-------- Recorded information

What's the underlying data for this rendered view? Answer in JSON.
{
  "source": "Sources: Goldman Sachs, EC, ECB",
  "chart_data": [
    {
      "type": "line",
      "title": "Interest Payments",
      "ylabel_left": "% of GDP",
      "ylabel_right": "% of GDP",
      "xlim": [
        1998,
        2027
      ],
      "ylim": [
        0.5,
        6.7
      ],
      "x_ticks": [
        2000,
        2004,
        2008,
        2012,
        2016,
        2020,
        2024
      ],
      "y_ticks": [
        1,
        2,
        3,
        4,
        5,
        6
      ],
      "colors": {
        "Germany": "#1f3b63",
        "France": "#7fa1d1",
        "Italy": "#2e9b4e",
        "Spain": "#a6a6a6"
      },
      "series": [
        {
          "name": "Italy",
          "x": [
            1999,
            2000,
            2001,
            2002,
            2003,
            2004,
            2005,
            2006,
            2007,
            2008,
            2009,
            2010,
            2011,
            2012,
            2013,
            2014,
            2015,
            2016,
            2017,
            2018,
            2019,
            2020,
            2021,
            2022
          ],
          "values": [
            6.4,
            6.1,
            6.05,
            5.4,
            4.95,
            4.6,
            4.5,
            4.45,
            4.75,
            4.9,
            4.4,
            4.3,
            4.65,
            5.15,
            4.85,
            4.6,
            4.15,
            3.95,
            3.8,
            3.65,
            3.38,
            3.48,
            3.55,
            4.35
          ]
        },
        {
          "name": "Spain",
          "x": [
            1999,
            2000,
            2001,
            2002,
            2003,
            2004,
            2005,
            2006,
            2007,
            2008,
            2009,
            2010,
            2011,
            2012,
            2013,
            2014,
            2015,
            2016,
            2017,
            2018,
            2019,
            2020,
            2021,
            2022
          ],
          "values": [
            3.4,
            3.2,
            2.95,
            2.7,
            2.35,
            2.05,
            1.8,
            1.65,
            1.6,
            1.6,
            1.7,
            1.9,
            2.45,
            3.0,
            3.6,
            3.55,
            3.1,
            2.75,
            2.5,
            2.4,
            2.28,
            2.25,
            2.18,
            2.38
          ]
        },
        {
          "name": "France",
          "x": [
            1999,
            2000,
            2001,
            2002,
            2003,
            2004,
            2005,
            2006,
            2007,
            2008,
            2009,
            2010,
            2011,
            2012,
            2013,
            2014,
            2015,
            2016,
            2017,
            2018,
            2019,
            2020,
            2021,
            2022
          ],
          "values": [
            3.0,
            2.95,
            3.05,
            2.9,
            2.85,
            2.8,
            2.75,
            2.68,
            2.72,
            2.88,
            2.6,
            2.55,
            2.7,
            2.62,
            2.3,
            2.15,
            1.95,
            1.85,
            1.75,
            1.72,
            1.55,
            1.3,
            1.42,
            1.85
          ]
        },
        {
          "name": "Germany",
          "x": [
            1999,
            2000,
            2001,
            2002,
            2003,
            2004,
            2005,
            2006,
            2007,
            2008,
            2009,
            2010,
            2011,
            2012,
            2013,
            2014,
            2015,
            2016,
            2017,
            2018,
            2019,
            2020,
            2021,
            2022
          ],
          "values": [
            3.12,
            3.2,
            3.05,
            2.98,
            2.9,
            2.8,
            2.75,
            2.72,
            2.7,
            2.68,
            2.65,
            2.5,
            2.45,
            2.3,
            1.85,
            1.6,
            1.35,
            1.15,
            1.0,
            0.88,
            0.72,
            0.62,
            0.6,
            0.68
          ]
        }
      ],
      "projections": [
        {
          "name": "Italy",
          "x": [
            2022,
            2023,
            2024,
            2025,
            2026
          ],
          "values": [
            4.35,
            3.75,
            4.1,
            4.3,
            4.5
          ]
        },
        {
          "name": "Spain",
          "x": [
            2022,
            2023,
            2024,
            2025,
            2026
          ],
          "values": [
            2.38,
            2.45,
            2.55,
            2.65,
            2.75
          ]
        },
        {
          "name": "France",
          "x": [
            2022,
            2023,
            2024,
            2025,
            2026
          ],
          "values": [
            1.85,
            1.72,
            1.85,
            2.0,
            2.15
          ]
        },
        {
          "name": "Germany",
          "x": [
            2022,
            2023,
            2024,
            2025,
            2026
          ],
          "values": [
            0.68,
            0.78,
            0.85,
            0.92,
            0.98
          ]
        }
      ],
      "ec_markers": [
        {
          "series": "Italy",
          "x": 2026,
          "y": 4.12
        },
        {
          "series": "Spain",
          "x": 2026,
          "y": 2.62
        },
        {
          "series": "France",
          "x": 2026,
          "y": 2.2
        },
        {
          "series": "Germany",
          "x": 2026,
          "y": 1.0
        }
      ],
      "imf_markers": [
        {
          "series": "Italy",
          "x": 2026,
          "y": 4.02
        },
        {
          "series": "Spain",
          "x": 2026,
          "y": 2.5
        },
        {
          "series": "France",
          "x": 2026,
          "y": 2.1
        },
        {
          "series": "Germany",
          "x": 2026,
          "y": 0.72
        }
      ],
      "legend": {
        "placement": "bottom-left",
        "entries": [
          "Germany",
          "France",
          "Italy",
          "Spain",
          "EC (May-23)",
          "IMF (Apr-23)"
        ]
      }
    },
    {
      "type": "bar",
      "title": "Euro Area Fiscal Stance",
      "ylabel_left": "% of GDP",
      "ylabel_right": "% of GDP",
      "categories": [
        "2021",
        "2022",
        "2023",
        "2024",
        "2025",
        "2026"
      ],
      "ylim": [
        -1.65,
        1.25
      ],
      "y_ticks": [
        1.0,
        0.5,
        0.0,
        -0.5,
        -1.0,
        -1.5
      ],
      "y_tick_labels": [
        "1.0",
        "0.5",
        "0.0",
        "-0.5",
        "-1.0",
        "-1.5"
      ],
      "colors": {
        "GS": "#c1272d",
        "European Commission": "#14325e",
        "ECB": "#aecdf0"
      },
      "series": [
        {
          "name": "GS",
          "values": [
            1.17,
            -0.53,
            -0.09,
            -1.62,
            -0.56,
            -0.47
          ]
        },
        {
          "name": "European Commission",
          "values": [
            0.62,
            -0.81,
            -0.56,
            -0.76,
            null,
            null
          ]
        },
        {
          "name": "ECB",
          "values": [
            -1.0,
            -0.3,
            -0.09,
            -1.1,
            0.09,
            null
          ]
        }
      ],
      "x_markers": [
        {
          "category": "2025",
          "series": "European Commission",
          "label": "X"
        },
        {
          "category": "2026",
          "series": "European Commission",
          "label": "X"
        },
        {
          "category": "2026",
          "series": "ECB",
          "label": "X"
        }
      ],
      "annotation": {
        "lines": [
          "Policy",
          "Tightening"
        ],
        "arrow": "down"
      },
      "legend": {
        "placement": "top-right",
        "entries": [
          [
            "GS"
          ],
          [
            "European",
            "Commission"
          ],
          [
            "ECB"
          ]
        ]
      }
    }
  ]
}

----------------

Task brief
Each record above must be given again exactly.

Finished exercise
What's the underlying data for this rendered view? Answer in JSON.
{
  "source": "Sources: Goldman Sachs, EC, ECB",
  "chart_data": [
    {
      "type": "line",
      "title": "Interest Payments",
      "ylabel_left": "% of GDP",
      "ylabel_right": "% of GDP",
      "xlim": [
        1998,
        2027
      ],
      "ylim": [
        0.5,
        6.7
      ],
      "x_ticks": [
        2000,
        2004,
        2008,
        2012,
        2016,
        2020,
        2024
      ],
      "y_ticks": [
        1,
        2,
        3,
        4,
        5,
        6
      ],
      "colors": {
        "Germany": "#1f3b63",
        "France": "#7fa1d1",
        "Italy": "#2e9b4e",
        "Spain": "#a6a6a6"
      },
      "series": [
        {
          "name": "Italy",
          "x": [
            1999,
            2000,
            2001,
            2002,
            2003,
            2004,
            2005,
            2006,
            2007,
            2008,
            2009,
            2010,
            2011,
            2012,
            2013,
            2014,
            2015,
            2016,
            2017,
            2018,
            2019,
            2020,
            2021,
            2022
          ],
          "values": [
            6.4,
            6.1,
            6.05,
            5.4,
            4.95,
            4.6,
            4.5,
            4.45,
            4.75,
            4.9,
            4.4,
            4.3,
            4.65,
            5.15,
            4.85,
            4.6,
            4.15,
            3.95,
            3.8,
            3.65,
            3.38,
            3.48,
            3.55,
            4.35
          ]
        },
        {
          "name": "Spain",
          "x": [
            1999,
            2000,
            2001,
            2002,
            2003,
            2004,
            2005,
            2006,
            2007,
            2008,
            2009,
            2010,
            2011,
            2012,
            2013,
            2014,
            2015,
            2016,
            2017,
            2018,
            2019,
            2020,
            2021,
            2022
          ],
          "values": [
            3.4,
            3.2,
            2.95,
            2.7,
            2.35,
            2.05,
            1.8,
            1.65,
            1.6,
            1.6,
            1.7,
            1.9,
            2.45,
            3.0,
            3.6,
            3.55,
            3.1,
            2.75,
            2.5,
            2.4,
            2.28,
            2.25,
            2.18,
            2.38
          ]
        },
        {
          "name": "France",
          "x": [
            1999,
            2000,
            2001,
            2002,
            2003,
            2004,
            2005,
            2006,
            2007,
            2008,
            2009,
            2010,
            2011,
            2012,
            2013,
            2014,
            2015,
            2016,
            2017,
            2018,
            2019,
            2020,
            2021,
            2022
          ],
          "values": [
            3.0,
            2.95,
            3.05,
            2.9,
            2.85,
            2.8,
            2.75,
            2.68,
            2.72,
            2.88,
            2.6,
            2.55,
            2.7,
            2.62,
            2.3,
            2.15,
            1.95,
            1.85,
            1.75,
            1.72,
            1.55,
            1.3,
            1.42,
            1.85
          ]
        },
        {
          "name": "Germany",
          "x": [
            1999,
            2000,
            2001,
            2002,
            2003,
            2004,
            2005,
            2006,
            2007,
            2008,
            2009,
            2010,
            2011,
            2012,
            2013,
            2014,
            2015,
            2016,
            2017,
            2018,
            2019,
            2020,
            2021,
            2022
          ],
          "values": [
            3.12,
            3.2,
            3.05,
            2.98,
            2.9,
            2.8,
            2.75,
            2.72,
            2.7,
            2.68,
            2.65,
            2.5,
            2.45,
            2.3,
            1.85,
            1.6,
            1.35,
            1.15,
            1.0,
            0.88,
            0.72,
            0.62,
            0.6,
            0.68
          ]
        }
      ],
      "projections": [
        {
          "name": "Italy",
          "x": [
            2022,
            2023,
            2024,
            2025,
            2026
          ],
          "values": [
            4.35,
            3.75,
            4.1,
            4.3,
            4.5
          ]
        },
        {
          "name": "Spain",
          "x": [
            2022,
            2023,
            2024,
            2025,
            2026
          ],
          "values": [
            2.38,
            2.45,
            2.55,
            2.65,
            2.75
          ]
        },
        {
          "name": "France",
          "x": [
            2022,
            2023,
            2024,
            2025,
            2026
          ],
          "values": [
            1.85,
            1.72,
            1.85,
            2.0,
            2.15
          ]
        },
        {
          "name": "Germany",
          "x": [
            2022,
            2023,
            2024,
            2025,
            2026
          ],
          "values": [
            0.68,
            0.78,
            0.85,
            0.92,
            0.98
          ]
        }
      ],
      "ec_markers": [
        {
          "series": "Italy",
          "x": 2026,
          "y": 4.12
        },
        {
          "series": "Spain",
          "x": 2026,
          "y": 2.62
        },
        {
          "series": "France",
          "x": 2026,
          "y": 2.2
        },
        {
          "series": "Germany",
          "x": 2026,
          "y": 1.0
        }
      ],
      "imf_markers": [
        {
          "series": "Italy",
          "x": 2026,
          "y": 4.02
        },
        {
          "series": "Spain",
          "x": 2026,
          "y": 2.5
        },
        {
          "series": "France",
          "x": 2026,
          "y": 2.1
        },
        {
          "series": "Germany",
          "x": 2026,
          "y": 0.72
        }
      ],
      "legend": {
        "placement": "bottom-left",
        "entries": [
          "Germany",
          "France",
          "Italy",
          "Spain",
          "EC (May-23)",
          "IMF (Apr-23)"
        ]
      }
    },
    {
      "type": "bar",
      "title": "Euro Area Fiscal Stance",
      "ylabel_left": "% of GDP",
      "ylabel_right": "% of GDP",
      "categories": [
        "2021",
        "2022",
        "2023",
        "2024",
        "2025",
        "2026"
      ],
      "ylim": [
        -1.65,
        1.25
      ],
      "y_ticks": [
        1.0,
        0.5,
        0.0,
        -0.5,
        -1.0,
        -1.5
      ],
      "y_tick_labels": [
        "1.0",
        "0.5",
        "0.0",
        "-0.5",
        "-1.0",
        "-1.5"
      ],
      "colors": {
        "GS": "#c1272d",
        "European Commission": "#14325e",
        "ECB": "#aecdf0"
      },
      "series": [
        {
          "name": "GS",
          "values": [
            1.17,
            -0.53,
            -0.09,
            -1.62,
            -0.56,
            -0.47
          ]
        },
        {
          "name": "European Commission",
          "values": [
            0.62,
            -0.81,
            -0.56,
            -0.76,
            null,
            null
          ]
        },
        {
          "name": "ECB",
          "values": [
            -1.0,
            -0.3,
            -0.09,
            -1.1,
            0.09,
            null
          ]
        }
      ],
      "x_markers": [
        {
          "category": "2025",
          "series": "European Commission",
          "label": "X"
        },
        {
          "category": "2026",
          "series": "European Commission",
          "label": "X"
        },
        {
          "category": "2026",
          "series": "ECB",
          "label": "X"
        }
      ],
      "annotation": {
        "lines": [
          "Policy",
          "Tightening"
        ],
        "arrow": "down"
      },
      "legend": {
        "placement": "top-right",
        "entries": [
          [
            "GS"
          ],
          [
            "European",
            "Commission"
          ],
          [
            "ECB"
          ]
        ]
      }
    }
  ]
}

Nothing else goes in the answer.